Collect each line of the entries that holds the string "أعلام".

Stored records
■ ■ ■

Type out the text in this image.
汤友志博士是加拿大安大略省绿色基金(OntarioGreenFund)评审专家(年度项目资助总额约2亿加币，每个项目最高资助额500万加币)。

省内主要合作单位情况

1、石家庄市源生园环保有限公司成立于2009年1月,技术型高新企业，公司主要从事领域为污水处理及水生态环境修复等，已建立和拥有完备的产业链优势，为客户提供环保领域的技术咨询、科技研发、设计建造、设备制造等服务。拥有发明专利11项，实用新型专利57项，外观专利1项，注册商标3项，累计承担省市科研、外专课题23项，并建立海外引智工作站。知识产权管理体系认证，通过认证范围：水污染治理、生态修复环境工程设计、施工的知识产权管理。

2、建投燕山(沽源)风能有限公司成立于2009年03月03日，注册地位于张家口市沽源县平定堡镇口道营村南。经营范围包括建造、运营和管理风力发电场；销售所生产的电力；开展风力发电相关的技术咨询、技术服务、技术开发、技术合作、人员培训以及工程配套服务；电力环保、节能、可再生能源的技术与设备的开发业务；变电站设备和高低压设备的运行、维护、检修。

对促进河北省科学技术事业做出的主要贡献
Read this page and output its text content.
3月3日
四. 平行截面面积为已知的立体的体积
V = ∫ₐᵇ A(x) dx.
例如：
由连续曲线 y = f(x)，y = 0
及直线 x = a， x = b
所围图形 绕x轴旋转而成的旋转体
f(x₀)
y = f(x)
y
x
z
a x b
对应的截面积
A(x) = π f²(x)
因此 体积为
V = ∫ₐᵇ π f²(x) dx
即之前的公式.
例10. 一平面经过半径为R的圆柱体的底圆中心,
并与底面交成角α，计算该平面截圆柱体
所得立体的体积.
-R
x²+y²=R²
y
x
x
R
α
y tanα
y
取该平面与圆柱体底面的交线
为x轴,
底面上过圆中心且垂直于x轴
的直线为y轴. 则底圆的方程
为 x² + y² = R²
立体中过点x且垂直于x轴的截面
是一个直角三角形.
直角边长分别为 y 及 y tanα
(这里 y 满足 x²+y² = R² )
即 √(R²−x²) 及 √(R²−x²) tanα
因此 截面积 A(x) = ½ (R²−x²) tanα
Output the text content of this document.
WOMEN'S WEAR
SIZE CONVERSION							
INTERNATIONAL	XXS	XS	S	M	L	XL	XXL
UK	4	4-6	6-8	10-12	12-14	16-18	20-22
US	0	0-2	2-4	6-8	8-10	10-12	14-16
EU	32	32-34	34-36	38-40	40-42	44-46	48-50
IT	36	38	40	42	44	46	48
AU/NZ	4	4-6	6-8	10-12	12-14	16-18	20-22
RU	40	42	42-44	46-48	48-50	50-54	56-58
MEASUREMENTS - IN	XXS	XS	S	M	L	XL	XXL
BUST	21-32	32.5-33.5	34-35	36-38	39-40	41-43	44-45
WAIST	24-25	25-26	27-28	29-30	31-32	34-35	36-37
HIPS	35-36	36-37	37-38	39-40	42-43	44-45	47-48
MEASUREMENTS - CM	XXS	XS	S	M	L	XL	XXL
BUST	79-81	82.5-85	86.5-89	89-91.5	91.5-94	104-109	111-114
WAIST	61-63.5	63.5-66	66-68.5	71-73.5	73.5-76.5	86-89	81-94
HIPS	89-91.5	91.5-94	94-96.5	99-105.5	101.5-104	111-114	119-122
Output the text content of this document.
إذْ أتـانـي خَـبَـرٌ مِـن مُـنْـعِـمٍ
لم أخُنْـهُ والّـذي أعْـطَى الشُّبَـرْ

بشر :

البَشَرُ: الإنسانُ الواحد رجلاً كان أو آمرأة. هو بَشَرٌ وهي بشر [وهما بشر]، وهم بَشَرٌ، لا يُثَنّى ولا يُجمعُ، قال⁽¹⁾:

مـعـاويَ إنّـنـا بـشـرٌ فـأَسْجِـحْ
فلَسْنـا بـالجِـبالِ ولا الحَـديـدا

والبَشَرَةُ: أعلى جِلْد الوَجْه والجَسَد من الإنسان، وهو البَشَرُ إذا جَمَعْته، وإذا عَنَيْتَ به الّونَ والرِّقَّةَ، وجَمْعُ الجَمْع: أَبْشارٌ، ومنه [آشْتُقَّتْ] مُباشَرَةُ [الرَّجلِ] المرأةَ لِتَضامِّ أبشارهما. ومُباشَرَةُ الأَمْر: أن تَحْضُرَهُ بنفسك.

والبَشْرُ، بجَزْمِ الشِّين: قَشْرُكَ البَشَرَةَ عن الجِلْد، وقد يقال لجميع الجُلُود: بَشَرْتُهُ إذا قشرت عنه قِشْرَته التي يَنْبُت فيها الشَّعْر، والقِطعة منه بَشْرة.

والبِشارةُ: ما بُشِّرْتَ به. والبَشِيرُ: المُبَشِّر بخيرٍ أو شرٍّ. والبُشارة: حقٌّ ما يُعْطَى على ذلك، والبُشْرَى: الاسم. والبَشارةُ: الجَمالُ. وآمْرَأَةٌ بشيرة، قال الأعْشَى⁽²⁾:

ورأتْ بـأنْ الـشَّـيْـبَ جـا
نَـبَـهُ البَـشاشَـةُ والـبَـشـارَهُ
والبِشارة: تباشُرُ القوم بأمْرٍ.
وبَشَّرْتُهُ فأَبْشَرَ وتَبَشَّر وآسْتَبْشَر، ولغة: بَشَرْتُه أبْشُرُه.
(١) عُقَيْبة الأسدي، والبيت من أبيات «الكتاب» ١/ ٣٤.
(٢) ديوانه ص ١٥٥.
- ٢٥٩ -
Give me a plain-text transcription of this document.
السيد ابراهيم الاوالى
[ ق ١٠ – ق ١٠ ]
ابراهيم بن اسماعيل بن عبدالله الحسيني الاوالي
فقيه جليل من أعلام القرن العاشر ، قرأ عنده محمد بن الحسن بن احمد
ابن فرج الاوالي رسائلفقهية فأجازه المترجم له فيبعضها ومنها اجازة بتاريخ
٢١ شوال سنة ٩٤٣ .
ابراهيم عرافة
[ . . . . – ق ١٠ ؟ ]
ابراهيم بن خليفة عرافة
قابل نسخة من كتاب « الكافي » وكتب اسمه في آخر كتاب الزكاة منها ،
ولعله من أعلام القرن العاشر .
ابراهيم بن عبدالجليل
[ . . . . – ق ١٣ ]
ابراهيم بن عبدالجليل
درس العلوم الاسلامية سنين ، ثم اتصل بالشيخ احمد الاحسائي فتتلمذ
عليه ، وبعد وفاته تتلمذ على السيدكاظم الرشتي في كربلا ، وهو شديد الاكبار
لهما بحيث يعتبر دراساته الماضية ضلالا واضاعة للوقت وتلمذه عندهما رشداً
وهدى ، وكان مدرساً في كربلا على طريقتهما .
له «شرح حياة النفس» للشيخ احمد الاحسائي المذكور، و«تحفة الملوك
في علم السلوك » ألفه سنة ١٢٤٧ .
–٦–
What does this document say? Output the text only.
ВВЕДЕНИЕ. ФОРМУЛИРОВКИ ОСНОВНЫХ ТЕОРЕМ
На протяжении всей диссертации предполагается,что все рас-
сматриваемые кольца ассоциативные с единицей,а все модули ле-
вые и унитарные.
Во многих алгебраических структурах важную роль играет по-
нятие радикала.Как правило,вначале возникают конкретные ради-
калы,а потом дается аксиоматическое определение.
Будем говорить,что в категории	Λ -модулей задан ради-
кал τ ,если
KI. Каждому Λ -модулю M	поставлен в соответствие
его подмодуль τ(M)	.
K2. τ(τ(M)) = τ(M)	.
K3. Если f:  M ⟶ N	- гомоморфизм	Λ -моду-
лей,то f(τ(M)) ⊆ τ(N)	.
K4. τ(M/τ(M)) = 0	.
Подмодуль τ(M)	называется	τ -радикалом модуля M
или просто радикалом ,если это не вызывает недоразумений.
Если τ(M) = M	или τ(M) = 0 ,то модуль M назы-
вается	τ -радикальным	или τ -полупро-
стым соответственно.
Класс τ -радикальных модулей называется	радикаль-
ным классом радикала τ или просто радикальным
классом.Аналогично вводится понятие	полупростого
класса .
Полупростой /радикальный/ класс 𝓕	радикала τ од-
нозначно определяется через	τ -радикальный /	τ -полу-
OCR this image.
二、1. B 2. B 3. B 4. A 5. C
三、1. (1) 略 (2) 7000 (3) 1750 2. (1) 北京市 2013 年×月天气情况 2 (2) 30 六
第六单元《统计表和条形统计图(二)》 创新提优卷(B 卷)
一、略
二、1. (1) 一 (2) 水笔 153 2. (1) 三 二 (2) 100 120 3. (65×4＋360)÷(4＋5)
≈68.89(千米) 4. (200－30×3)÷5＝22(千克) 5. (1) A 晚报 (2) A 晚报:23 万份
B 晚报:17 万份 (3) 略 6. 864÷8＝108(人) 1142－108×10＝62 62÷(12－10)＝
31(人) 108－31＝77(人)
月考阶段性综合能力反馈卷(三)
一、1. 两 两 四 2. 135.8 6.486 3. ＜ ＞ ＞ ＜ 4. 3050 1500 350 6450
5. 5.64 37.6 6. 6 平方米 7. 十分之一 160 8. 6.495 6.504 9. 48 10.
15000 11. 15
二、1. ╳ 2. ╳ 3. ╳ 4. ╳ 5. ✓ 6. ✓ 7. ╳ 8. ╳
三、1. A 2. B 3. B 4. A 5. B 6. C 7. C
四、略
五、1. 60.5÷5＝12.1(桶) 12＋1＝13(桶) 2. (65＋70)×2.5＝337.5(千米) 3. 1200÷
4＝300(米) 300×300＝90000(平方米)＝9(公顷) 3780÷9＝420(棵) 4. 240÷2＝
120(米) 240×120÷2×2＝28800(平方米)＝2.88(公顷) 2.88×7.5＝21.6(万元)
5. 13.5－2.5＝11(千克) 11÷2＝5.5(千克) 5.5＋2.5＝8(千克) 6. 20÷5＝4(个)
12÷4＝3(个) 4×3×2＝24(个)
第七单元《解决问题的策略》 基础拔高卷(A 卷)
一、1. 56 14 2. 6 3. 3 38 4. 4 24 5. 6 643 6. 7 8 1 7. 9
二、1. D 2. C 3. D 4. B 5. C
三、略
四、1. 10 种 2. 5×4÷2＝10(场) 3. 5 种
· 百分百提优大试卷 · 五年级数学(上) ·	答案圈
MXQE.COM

■ ■ ■

● SOLUTION:
فقيه جليل من أعلام القرن العاشر ، قرأ عنده محمد بن الحسن بن احمد
ولعله من أعلام القرن العاشر .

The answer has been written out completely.